▶ _EXERCISE OBJECTIVE_:
Extract all data as written.

▶ _GIVEN DATA_:
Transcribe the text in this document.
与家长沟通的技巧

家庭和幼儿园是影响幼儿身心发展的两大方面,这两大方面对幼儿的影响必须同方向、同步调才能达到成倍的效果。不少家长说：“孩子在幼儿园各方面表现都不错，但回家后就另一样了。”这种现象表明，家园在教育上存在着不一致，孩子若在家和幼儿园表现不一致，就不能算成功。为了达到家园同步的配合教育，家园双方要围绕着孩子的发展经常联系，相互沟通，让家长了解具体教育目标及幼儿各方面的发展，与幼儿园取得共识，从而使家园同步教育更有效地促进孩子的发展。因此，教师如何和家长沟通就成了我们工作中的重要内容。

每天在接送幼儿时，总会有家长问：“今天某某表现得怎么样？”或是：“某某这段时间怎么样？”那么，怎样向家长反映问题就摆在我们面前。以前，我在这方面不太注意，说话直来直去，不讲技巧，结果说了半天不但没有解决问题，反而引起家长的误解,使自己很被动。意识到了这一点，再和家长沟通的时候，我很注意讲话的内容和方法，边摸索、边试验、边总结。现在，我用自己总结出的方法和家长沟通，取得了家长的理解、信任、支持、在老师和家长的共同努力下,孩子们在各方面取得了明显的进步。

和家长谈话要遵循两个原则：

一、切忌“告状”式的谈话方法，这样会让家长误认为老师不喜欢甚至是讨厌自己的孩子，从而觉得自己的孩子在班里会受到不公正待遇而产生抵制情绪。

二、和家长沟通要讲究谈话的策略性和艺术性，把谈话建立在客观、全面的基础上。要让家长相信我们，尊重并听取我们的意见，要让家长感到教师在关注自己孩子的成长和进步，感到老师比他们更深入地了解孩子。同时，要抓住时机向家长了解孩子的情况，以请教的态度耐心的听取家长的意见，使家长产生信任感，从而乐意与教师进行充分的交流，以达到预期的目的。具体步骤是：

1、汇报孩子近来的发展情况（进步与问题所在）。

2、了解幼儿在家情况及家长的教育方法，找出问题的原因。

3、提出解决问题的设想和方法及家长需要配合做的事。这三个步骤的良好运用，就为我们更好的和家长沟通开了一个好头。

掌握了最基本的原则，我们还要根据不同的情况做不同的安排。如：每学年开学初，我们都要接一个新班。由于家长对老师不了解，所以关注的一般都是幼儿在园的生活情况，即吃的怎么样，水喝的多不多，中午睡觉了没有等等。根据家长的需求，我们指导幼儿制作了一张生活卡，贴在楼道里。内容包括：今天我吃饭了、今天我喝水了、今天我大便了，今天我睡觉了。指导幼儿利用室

▶ _WRITTEN RESPONSE_:
Transcribe the text in this document.
与家长沟通的技巧

家庭和幼儿园是影响幼儿身心发展的两大方面,这两大方面对幼儿的影响必须同方向、同步调才能达到成倍的效果。不少家长说：“孩子在幼儿园各方面表现都不错，但回家后就另一样了。”这种现象表明，家园在教育上存在着不一致，孩子若在家和幼儿园表现不一致，就不能算成功。为了达到家园同步的配合教育，家园双方要围绕着孩子的发展经常联系，相互沟通，让家长了解具体教育目标及幼儿各方面的发展，与幼儿园取得共识，从而使家园同步教育更有效地促进孩子的发展。因此，教师如何和家长沟通就成了我们工作中的重要内容。

每天在接送幼儿时，总会有家长问：“今天某某表现得怎么样？”或是：“某某这段时间怎么样？”那么，怎样向家长反映问题就摆在我们面前。以前，我在这方面不太注意，说话直来直去，不讲技巧，结果说了半天不但没有解决问题，反而引起家长的误解,使自己很被动。意识到了这一点，再和家长沟通的时候，我很注意讲话的内容和方法，边摸索、边试验、边总结。现在，我用自己总结出的方法和家长沟通，取得了家长的理解、信任、支持、在老师和家长的共同努力下,孩子们在各方面取得了明显的进步。

和家长谈话要遵循两个原则：

一、切忌“告状”式的谈话方法，这样会让家长误认为老师不喜欢甚至是讨厌自己的孩子，从而觉得自己的孩子在班里会受到不公正待遇而产生抵制情绪。

二、和家长沟通要讲究谈话的策略性和艺术性，把谈话建立在客观、全面的基础上。要让家长相信我们，尊重并听取我们的意见，要让家长感到教师在关注自己孩子的成长和进步，感到老师比他们更深入地了解孩子。同时，要抓住时机向家长了解孩子的情况，以请教的态度耐心的听取家长的意见，使家长产生信任感，从而乐意与教师进行充分的交流，以达到预期的目的。具体步骤是：

1、汇报孩子近来的发展情况（进步与问题所在）。

2、了解幼儿在家情况及家长的教育方法，找出问题的原因。

3、提出解决问题的设想和方法及家长需要配合做的事。这三个步骤的良好运用，就为我们更好的和家长沟通开了一个好头。

掌握了最基本的原则，我们还要根据不同的情况做不同的安排。如：每学年开学初，我们都要接一个新班。由于家长对老师不了解，所以关注的一般都是幼儿在园的生活情况，即吃的怎么样，水喝的多不多，中午睡觉了没有等等。根据家长的需求，我们指导幼儿制作了一张生活卡，贴在楼道里。内容包括：今天我吃饭了、今天我喝水了、今天我大便了，今天我睡觉了。指导幼儿利用室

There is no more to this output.